Each entry below is to be printed verbatim.

+===+

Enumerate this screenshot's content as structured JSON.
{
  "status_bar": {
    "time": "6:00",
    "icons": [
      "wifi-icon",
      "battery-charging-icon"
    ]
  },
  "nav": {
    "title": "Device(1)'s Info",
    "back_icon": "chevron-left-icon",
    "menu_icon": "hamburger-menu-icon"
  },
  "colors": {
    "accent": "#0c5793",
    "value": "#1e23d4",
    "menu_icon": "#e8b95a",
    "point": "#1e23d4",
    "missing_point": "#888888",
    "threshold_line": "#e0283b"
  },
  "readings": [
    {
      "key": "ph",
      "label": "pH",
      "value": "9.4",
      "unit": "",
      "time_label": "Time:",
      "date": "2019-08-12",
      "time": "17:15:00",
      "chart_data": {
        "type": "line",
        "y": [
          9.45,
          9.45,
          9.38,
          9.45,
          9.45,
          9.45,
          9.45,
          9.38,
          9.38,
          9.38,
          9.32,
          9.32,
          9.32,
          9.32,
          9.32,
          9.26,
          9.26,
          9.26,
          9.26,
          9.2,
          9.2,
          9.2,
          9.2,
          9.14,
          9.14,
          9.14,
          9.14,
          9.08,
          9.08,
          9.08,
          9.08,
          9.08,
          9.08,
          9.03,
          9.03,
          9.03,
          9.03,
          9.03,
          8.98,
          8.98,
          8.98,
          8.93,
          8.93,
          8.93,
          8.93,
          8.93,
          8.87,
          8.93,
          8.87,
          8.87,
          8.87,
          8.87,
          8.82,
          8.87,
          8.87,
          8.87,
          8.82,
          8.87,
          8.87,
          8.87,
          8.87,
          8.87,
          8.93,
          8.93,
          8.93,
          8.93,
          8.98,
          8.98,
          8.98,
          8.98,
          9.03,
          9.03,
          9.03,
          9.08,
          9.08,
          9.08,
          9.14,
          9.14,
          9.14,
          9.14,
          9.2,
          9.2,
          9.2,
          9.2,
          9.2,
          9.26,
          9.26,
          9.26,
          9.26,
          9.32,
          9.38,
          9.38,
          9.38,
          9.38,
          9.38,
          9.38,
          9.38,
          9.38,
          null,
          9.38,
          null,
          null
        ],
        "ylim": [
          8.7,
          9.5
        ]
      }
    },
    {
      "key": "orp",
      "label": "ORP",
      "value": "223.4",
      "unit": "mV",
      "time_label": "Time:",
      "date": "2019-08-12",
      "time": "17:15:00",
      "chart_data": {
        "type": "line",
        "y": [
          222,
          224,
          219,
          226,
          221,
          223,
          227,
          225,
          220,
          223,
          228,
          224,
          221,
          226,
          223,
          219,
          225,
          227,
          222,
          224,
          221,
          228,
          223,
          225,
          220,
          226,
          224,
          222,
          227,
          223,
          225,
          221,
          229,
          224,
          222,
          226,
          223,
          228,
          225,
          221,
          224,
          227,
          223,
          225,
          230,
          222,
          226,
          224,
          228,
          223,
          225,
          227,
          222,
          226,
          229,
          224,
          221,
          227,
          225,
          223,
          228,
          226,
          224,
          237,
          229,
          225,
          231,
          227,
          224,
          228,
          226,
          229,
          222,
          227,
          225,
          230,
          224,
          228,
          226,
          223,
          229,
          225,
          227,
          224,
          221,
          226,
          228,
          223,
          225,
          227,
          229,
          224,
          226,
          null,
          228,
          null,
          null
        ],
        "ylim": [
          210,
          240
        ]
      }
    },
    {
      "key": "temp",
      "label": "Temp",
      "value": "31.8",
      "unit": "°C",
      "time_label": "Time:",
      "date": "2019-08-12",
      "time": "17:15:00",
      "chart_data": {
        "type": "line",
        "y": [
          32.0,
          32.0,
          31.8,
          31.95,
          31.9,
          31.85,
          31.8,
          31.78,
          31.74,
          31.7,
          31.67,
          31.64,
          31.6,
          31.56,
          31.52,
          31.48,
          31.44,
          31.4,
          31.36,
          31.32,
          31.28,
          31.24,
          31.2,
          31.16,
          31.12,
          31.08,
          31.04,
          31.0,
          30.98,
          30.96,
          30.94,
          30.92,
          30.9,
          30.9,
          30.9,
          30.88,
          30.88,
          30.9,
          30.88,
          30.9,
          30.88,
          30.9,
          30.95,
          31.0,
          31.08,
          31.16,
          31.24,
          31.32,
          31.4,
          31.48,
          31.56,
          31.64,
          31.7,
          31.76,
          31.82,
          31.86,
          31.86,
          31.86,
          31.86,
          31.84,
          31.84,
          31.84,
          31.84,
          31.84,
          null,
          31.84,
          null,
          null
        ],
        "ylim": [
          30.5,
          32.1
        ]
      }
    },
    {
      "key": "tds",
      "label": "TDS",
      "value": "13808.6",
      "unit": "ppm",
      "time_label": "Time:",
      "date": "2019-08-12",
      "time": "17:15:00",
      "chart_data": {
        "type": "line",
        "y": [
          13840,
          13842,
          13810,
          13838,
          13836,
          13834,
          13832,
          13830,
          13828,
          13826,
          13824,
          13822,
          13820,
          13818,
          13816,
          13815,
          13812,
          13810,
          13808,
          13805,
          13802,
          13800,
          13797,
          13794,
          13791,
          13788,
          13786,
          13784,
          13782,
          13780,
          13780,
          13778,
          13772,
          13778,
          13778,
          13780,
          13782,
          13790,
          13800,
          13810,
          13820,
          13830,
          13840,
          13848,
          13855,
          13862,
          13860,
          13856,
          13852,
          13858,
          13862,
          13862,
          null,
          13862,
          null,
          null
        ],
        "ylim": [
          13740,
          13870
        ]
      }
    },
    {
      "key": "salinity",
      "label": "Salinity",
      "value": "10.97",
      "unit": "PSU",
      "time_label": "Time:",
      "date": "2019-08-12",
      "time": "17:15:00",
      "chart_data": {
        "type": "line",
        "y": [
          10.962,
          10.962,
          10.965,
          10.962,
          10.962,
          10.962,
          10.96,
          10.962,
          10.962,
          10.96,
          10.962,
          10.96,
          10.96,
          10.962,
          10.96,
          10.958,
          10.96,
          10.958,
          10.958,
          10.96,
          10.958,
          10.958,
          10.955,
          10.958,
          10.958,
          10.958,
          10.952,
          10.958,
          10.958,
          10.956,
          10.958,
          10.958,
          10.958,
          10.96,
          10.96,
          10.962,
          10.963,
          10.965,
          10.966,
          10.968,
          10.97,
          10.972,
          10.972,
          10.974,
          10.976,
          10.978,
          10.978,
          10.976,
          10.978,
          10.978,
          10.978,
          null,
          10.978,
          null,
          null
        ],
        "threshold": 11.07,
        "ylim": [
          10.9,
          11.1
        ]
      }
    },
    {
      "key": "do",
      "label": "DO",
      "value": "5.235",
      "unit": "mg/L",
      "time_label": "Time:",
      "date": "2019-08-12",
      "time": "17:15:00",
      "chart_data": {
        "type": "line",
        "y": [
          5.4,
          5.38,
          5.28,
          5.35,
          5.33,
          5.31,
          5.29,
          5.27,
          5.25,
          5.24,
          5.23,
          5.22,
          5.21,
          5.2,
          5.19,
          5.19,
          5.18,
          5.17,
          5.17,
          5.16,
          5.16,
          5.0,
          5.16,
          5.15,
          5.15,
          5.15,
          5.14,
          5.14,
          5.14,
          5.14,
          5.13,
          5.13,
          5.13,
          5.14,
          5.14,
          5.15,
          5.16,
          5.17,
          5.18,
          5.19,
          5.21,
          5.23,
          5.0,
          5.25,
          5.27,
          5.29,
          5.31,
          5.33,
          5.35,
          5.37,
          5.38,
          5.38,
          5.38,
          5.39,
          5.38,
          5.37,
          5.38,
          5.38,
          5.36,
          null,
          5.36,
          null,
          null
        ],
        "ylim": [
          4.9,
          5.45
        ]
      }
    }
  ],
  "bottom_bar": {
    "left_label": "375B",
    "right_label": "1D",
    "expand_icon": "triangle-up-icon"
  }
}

+===+

--- OUTPUT FOR THIS TASK ---
Enumerate this screenshot's content as structured JSON.
{
  "status_bar": {
    "time": "6:00",
    "icons": [
      "wifi-icon",
      "battery-charging-icon"
    ]
  },
  "nav": {
    "title": "Device(1)'s Info",
    "back_icon": "chevron-left-icon",
    "menu_icon": "hamburger-menu-icon"
  },
  "colors": {
    "accent": "#0c5793",
    "value": "#1e23d4",
    "menu_icon": "#e8b95a",
    "point": "#1e23d4",
    "missing_point": "#888888",
    "threshold_line": "#e0283b"
  },
  "readings": [
    {
      "key": "ph",
      "label": "pH",
      "value": "9.4",
      "unit": "",
      "time_label": "Time:",
      "date": "2019-08-12",
      "time": "17:15:00",
      "chart_data": {
        "type": "line",
        "y": [
          9.45,
          9.45,
          9.38,
          9.45,
          9.45,
          9.45,
          9.45,
          9.38,
          9.38,
          9.38,
          9.32,
          9.32,
          9.32,
          9.32,
          9.32,
          9.26,
          9.26,
          9.26,
          9.26,
          9.2,
          9.2,
          9.2,
          9.2,
          9.14,
          9.14,
          9.14,
          9.14,
          9.08,
          9.08,
          9.08,
          9.08,
          9.08,
          9.08,
          9.03,
          9.03,
          9.03,
          9.03,
          9.03,
          8.98,
          8.98,
          8.98,
          8.93,
          8.93,
          8.93,
          8.93,
          8.93,
          8.87,
          8.93,
          8.87,
          8.87,
          8.87,
          8.87,
          8.82,
          8.87,
          8.87,
          8.87,
          8.82,
          8.87,
          8.87,
          8.87,
          8.87,
          8.87,
          8.93,
          8.93,
          8.93,
          8.93,
          8.98,
          8.98,
          8.98,
          8.98,
          9.03,
          9.03,
          9.03,
          9.08,
          9.08,
          9.08,
          9.14,
          9.14,
          9.14,
          9.14,
          9.2,
          9.2,
          9.2,
          9.2,
          9.2,
          9.26,
          9.26,
          9.26,
          9.26,
          9.32,
          9.38,
          9.38,
          9.38,
          9.38,
          9.38,
          9.38,
          9.38,
          9.38,
          null,
          9.38,
          null,
          null
        ],
        "ylim": [
          8.7,
          9.5
        ]
      }
    },
    {
      "key": "orp",
      "label": "ORP",
      "value": "223.4",
      "unit": "mV",
      "time_label": "Time:",
      "date": "2019-08-12",
      "time": "17:15:00",
      "chart_data": {
        "type": "line",
        "y": [
          222,
          224,
          219,
          226,
          221,
          223,
          227,
          225,
          220,
          223,
          228,
          224,
          221,
          226,
          223,
          219,
          225,
          227,
          222,
          224,
          221,
          228,
          223,
          225,
          220,
          226,
          224,
          222,
          227,
          223,
          225,
          221,
          229,
          224,
          222,
          226,
          223,
          228,
          225,
          221,
          224,
          227,
          223,
          225,
          230,
          222,
          226,
          224,
          228,
          223,
          225,
          227,
          222,
          226,
          229,
          224,
          221,
          227,
          225,
          223,
          228,
          226,
          224,
          237,
          229,
          225,
          231,
          227,
          224,
          228,
          226,
          229,
          222,
          227,
          225,
          230,
          224,
          228,
          226,
          223,
          229,
          225,
          227,
          224,
          221,
          226,
          228,
          223,
          225,
          227,
          229,
          224,
          226,
          null,
          228,
          null,
          null
        ],
        "ylim": [
          210,
          240
        ]
      }
    },
    {
      "key": "temp",
      "label": "Temp",
      "value": "31.8",
      "unit": "°C",
      "time_label": "Time:",
      "date": "2019-08-12",
      "time": "17:15:00",
      "chart_data": {
        "type": "line",
        "y": [
          32.0,
          32.0,
          31.8,
          31.95,
          31.9,
          31.85,
          31.8,
          31.78,
          31.74,
          31.7,
          31.67,
          31.64,
          31.6,
          31.56,
          31.52,
          31.48,
          31.44,
          31.4,
          31.36,
          31.32,
          31.28,
          31.24,
          31.2,
          31.16,
          31.12,
          31.08,
          31.04,
          31.0,
          30.98,
          30.96,
          30.94,
          30.92,
          30.9,
          30.9,
          30.9,
          30.88,
          30.88,
          30.9,
          30.88,
          30.9,
          30.88,
          30.9,
          30.95,
          31.0,
          31.08,
          31.16,
          31.24,
          31.32,
          31.4,
          31.48,
          31.56,
          31.64,
          31.7,
          31.76,
          31.82,
          31.86,
          31.86,
          31.86,
          31.86,
          31.84,
          31.84,
          31.84,
          31.84,
          31.84,
          null,
          31.84,
          null,
          null
        ],
        "ylim": [
          30.5,
          32.1
        ]
      }
    },
    {
      "key": "tds",
      "label": "TDS",
      "value": "13808.6",
      "unit": "ppm",
      "time_label": "Time:",
      "date": "2019-08-12",
      "time": "17:15:00",
      "chart_data": {
        "type": "line",
        "y": [
          13840,
          13842,
          13810,
          13838,
          13836,
          13834,
          13832,
          13830,
          13828,
          13826,
          13824,
          13822,
          13820,
          13818,
          13816,
          13815,
          13812,
          13810,
          13808,
          13805,
          13802,
          13800,
          13797,
          13794,
          13791,
          13788,
          13786,
          13784,
          13782,
          13780,
          13780,
          13778,
          13772,
          13778,
          13778,
          13780,
          13782,
          13790,
          13800,
          13810,
          13820,
          13830,
          13840,
          13848,
          13855,
          13862,
          13860,
          13856,
          13852,
          13858,
          13862,
          13862,
          null,
          13862,
          null,
          null
        ],
        "ylim": [
          13740,
          13870
        ]
      }
    },
    {
      "key": "salinity",
      "label": "Salinity",
      "value": "10.97",
      "unit": "PSU",
      "time_label": "Time:",
      "date": "2019-08-12",
      "time": "17:15:00",
      "chart_data": {
        "type": "line",
        "y": [
          10.962,
          10.962,
          10.965,
          10.962,
          10.962,
          10.962,
          10.96,
          10.962,
          10.962,
          10.96,
          10.962,
          10.96,
          10.96,
          10.962,
          10.96,
          10.958,
          10.96,
          10.958,
          10.958,
          10.96,
          10.958,
          10.958,
          10.955,
          10.958,
          10.958,
          10.958,
          10.952,
          10.958,
          10.958,
          10.956,
          10.958,
          10.958,
          10.958,
          10.96,
          10.96,
          10.962,
          10.963,
          10.965,
          10.966,
          10.968,
          10.97,
          10.972,
          10.972,
          10.974,
          10.976,
          10.978,
          10.978,
          10.976,
          10.978,
          10.978,
          10.978,
          null,
          10.978,
          null,
          null
        ],
        "threshold": 11.07,
        "ylim": [
          10.9,
          11.1
        ]
      }
    },
    {
      "key": "do",
      "label": "DO",
      "value": "5.235",
      "unit": "mg/L",
      "time_label": "Time:",
      "date": "2019-08-12",
      "time": "17:15:00",
      "chart_data": {
        "type": "line",
        "y": [
          5.4,
          5.38,
          5.28,
          5.35,
          5.33,
          5.31,
          5.29,
          5.27,
          5.25,
          5.24,
          5.23,
          5.22,
          5.21,
          5.2,
          5.19,
          5.19,
          5.18,
          5.17,
          5.17,
          5.16,
          5.16,
          5.0,
          5.16,
          5.15,
          5.15,
          5.15,
          5.14,
          5.14,
          5.14,
          5.14,
          5.13,
          5.13,
          5.13,
          5.14,
          5.14,
          5.15,
          5.16,
          5.17,
          5.18,
          5.19,
          5.21,
          5.23,
          5.0,
          5.25,
          5.27,
          5.29,
          5.31,
          5.33,
          5.35,
          5.37,
          5.38,
          5.38,
          5.38,
          5.39,
          5.38,
          5.37,
          5.38,
          5.38,
          5.36,
          null,
          5.36,
          null,
          null
        ],
        "ylim": [
          4.9,
          5.45
        ]
      }
    }
  ],
  "bottom_bar": {
    "left_label": "375B",
    "right_label": "1D",
    "expand_icon": "triangle-up-icon"
  }
}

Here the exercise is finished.